**RECORDS SHOWN**
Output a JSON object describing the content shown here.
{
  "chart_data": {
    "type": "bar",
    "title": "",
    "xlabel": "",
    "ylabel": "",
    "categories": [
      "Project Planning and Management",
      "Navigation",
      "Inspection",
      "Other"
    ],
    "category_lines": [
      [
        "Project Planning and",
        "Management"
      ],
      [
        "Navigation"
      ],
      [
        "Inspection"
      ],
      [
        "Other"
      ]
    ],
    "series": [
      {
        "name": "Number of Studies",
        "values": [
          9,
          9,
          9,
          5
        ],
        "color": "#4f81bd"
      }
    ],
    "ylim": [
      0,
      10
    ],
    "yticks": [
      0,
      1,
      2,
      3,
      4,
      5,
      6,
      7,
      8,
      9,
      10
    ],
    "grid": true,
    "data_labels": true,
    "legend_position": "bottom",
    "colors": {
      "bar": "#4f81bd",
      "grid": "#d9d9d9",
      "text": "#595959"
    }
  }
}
---
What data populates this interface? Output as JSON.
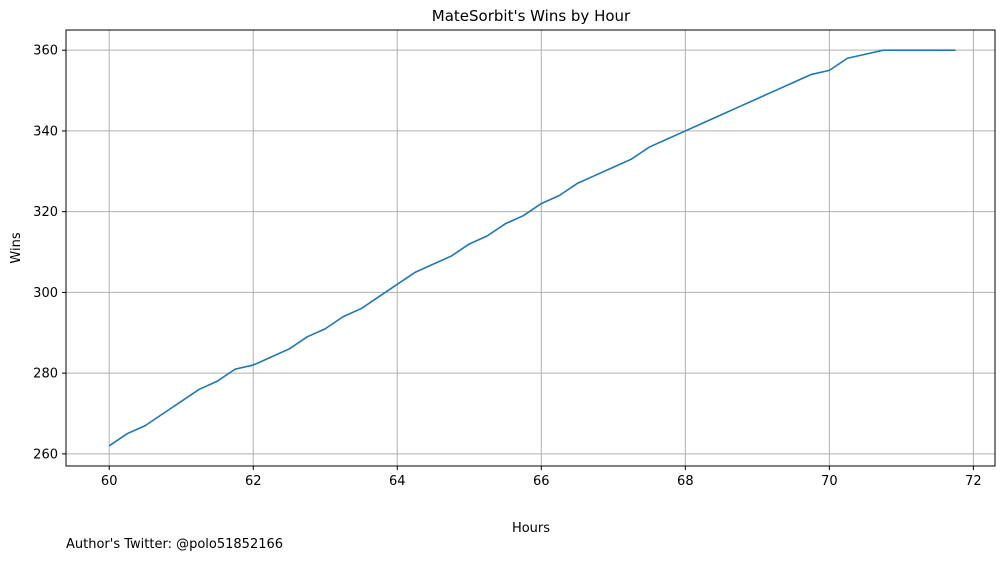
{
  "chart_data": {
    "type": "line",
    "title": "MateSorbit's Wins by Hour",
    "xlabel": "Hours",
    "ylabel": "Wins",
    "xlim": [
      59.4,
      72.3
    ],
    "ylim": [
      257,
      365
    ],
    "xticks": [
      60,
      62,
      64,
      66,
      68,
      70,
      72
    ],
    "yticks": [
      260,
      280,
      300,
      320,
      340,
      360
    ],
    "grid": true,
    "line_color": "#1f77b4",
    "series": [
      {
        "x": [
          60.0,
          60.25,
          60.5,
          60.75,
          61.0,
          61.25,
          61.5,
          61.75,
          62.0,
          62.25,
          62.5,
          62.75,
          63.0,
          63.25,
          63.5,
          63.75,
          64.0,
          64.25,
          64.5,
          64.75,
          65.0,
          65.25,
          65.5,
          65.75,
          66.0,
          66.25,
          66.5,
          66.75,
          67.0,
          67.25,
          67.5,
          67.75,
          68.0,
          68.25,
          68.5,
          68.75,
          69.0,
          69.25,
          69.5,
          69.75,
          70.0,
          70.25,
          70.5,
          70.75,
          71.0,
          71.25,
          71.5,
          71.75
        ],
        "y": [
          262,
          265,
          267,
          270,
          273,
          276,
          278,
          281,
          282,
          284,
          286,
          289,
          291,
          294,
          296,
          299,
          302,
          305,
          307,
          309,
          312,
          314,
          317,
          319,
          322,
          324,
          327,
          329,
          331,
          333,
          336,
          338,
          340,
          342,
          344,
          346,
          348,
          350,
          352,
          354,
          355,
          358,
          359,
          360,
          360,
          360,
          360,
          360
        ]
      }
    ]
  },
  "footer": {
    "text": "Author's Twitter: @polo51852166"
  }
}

**WRITTEN INSTRUCTION**
Search the entries for the string "Wins" and collect each line that has it.

**THE RESULT**
    "title": "MateSorbit's Wins by Hour",
    "ylabel": "Wins",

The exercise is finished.